Provided material:

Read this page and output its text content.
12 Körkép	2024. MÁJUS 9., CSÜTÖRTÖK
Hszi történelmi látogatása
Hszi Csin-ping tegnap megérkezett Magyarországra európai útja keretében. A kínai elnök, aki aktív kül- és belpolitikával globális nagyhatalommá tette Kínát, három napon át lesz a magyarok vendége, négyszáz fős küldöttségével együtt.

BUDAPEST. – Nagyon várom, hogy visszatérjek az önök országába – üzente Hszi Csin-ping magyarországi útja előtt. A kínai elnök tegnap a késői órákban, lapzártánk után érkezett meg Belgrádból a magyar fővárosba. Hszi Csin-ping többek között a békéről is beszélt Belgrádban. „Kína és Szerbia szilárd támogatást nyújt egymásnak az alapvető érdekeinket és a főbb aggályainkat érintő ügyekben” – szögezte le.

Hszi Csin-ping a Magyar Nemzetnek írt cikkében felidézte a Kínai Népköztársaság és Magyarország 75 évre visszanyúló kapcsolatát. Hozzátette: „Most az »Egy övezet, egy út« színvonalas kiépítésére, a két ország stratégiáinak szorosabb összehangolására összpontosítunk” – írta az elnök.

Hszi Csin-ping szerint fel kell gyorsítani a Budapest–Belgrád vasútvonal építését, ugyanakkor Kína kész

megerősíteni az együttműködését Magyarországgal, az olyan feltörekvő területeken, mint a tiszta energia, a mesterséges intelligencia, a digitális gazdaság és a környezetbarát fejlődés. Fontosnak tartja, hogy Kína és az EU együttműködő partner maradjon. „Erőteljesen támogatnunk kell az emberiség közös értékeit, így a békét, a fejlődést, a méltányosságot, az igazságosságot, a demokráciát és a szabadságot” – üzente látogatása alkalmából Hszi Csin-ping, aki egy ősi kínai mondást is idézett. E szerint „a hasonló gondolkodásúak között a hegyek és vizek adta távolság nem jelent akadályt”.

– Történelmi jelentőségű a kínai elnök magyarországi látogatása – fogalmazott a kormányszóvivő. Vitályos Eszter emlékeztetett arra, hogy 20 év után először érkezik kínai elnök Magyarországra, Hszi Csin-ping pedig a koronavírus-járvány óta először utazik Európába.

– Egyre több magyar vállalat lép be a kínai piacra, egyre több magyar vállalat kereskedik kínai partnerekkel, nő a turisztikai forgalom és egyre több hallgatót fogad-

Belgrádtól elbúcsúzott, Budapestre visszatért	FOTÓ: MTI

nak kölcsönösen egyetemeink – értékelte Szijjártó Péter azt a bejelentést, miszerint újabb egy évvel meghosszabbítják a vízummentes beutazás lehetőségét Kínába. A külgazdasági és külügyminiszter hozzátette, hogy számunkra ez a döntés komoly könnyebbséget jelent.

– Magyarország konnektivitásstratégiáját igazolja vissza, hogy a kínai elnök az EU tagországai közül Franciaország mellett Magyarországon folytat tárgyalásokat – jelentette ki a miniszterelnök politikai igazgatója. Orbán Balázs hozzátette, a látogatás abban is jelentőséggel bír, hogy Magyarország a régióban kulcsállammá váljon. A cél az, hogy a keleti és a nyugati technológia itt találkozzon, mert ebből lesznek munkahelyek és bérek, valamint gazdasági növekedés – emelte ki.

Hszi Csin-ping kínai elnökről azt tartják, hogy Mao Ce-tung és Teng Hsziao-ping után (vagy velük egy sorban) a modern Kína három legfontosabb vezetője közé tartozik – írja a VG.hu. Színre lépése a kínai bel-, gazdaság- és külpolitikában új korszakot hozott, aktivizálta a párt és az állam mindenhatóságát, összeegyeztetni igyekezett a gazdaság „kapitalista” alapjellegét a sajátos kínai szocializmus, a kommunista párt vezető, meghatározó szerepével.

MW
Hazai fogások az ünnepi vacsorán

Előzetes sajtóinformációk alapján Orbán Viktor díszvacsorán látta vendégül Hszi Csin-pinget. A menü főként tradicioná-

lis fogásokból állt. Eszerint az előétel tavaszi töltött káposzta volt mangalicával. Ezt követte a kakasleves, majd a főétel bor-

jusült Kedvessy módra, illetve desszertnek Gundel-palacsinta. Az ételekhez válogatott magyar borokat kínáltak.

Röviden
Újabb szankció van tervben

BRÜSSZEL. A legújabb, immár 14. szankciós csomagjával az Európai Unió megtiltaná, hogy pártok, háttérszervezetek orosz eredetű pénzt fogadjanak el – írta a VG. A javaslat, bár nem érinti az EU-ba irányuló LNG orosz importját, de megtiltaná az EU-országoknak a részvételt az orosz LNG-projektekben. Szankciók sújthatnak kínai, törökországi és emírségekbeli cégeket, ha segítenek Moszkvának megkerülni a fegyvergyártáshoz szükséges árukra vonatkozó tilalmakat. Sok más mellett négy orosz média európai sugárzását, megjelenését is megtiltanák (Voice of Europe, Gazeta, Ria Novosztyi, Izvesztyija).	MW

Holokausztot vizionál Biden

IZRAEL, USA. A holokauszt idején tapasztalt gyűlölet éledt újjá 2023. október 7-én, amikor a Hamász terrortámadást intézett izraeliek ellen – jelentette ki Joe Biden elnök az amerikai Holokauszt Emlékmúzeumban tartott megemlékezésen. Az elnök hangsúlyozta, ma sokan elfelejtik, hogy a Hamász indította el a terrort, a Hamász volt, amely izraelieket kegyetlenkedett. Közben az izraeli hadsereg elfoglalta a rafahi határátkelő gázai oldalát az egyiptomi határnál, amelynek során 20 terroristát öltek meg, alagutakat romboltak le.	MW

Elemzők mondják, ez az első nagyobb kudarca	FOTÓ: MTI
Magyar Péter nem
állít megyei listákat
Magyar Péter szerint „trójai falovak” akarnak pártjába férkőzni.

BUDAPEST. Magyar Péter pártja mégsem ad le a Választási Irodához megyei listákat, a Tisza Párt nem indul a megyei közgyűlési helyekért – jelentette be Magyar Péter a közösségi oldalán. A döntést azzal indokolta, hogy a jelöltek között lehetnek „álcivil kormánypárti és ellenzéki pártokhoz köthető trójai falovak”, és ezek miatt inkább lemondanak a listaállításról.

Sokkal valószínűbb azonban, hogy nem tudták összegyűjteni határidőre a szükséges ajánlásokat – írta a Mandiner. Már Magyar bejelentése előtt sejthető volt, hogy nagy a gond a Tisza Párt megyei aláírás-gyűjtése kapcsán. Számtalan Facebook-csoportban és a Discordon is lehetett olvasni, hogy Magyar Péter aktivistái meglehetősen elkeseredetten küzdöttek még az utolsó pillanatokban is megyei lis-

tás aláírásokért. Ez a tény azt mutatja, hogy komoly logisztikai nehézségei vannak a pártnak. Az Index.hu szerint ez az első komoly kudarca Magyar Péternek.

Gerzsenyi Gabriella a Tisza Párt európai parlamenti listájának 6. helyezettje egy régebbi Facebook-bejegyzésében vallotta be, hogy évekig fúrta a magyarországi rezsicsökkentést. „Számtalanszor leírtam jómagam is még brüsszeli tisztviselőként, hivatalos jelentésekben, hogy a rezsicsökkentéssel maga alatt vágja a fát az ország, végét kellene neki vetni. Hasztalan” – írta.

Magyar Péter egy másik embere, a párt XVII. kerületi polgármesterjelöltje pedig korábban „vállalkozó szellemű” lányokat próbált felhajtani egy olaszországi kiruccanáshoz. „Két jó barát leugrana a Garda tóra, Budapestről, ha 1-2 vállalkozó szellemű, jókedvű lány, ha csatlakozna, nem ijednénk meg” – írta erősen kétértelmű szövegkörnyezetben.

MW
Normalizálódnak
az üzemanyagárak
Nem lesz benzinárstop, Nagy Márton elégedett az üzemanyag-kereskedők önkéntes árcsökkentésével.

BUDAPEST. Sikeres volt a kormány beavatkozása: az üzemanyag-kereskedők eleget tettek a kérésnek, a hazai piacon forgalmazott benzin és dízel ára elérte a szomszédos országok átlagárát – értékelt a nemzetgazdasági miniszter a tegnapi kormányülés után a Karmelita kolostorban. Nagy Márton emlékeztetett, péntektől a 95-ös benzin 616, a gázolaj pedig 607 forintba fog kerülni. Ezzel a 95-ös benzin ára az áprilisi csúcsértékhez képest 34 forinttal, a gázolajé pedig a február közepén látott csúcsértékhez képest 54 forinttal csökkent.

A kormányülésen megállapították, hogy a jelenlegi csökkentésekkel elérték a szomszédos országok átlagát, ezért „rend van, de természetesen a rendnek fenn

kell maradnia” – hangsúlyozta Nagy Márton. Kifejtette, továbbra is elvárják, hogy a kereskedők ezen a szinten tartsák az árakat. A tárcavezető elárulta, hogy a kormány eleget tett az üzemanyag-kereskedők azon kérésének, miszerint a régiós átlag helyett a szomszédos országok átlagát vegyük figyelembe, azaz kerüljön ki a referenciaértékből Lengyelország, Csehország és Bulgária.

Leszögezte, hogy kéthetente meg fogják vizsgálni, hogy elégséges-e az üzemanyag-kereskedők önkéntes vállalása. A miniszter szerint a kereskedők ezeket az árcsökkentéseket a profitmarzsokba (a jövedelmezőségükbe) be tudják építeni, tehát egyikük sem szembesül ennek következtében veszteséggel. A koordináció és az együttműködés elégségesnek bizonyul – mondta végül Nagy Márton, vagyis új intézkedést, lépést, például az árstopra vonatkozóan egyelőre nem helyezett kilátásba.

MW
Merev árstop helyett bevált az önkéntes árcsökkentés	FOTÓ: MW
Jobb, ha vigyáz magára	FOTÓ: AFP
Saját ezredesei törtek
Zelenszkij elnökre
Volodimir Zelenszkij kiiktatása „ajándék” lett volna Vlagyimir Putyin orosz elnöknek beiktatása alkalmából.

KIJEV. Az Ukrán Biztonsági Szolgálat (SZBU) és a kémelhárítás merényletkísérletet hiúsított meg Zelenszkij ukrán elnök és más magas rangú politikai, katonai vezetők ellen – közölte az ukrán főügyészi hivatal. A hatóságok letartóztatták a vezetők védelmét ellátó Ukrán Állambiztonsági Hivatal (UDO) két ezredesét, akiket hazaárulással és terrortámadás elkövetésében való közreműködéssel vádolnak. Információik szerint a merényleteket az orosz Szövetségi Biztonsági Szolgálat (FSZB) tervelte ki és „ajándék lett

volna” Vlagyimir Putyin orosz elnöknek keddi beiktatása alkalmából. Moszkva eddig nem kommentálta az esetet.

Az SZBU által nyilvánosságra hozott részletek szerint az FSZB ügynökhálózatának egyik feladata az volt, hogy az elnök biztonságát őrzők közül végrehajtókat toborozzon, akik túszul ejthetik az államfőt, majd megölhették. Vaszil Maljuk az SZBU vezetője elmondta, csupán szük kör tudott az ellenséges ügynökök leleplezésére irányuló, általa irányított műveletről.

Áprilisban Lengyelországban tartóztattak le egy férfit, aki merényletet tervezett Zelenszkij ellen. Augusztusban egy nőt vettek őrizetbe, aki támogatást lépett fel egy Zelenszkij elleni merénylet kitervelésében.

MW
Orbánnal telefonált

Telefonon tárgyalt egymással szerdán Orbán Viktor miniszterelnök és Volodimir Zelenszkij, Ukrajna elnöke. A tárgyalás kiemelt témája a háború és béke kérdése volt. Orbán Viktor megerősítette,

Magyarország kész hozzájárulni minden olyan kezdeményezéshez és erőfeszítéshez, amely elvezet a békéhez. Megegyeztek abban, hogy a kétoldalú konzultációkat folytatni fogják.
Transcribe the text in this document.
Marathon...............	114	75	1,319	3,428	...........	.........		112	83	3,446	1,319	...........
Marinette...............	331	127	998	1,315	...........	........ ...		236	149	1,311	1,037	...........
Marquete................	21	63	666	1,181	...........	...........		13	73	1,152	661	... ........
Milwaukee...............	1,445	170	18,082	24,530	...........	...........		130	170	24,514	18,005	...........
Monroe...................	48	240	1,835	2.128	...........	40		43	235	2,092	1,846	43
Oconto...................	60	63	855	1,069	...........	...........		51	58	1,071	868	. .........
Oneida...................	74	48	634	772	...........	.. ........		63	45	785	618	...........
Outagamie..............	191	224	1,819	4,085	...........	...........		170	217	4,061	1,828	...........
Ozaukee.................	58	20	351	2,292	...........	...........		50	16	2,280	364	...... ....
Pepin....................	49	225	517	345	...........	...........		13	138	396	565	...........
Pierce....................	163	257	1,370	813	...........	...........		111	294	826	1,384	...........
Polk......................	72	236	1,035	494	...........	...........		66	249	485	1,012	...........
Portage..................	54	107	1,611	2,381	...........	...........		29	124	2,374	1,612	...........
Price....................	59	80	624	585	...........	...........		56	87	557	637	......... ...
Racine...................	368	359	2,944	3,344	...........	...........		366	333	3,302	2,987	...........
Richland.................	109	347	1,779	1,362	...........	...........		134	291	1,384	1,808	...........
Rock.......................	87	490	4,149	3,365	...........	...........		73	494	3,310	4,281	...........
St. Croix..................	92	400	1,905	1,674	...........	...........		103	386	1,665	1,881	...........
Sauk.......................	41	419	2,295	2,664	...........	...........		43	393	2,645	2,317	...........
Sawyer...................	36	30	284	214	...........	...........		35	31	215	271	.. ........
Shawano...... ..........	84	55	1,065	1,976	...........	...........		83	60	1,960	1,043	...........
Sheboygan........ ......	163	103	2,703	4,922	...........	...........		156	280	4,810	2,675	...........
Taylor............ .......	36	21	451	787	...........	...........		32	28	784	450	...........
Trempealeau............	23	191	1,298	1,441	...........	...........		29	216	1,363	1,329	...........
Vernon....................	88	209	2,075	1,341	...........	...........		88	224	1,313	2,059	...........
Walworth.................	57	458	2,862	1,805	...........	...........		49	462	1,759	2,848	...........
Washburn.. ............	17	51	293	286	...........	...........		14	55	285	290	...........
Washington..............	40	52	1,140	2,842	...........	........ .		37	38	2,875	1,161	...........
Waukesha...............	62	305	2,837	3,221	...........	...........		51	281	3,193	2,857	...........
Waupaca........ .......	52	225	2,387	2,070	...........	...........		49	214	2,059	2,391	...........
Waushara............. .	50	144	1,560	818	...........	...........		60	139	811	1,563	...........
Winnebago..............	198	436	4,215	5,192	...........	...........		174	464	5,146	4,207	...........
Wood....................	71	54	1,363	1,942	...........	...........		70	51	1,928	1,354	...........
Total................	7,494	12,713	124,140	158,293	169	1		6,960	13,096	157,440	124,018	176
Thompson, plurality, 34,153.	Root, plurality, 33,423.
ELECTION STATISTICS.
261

Given exercise: From the records above, pick out and copy each line holding the word "this".

Complete output:
Read this page and output its text content.
Transcribe the text in this document.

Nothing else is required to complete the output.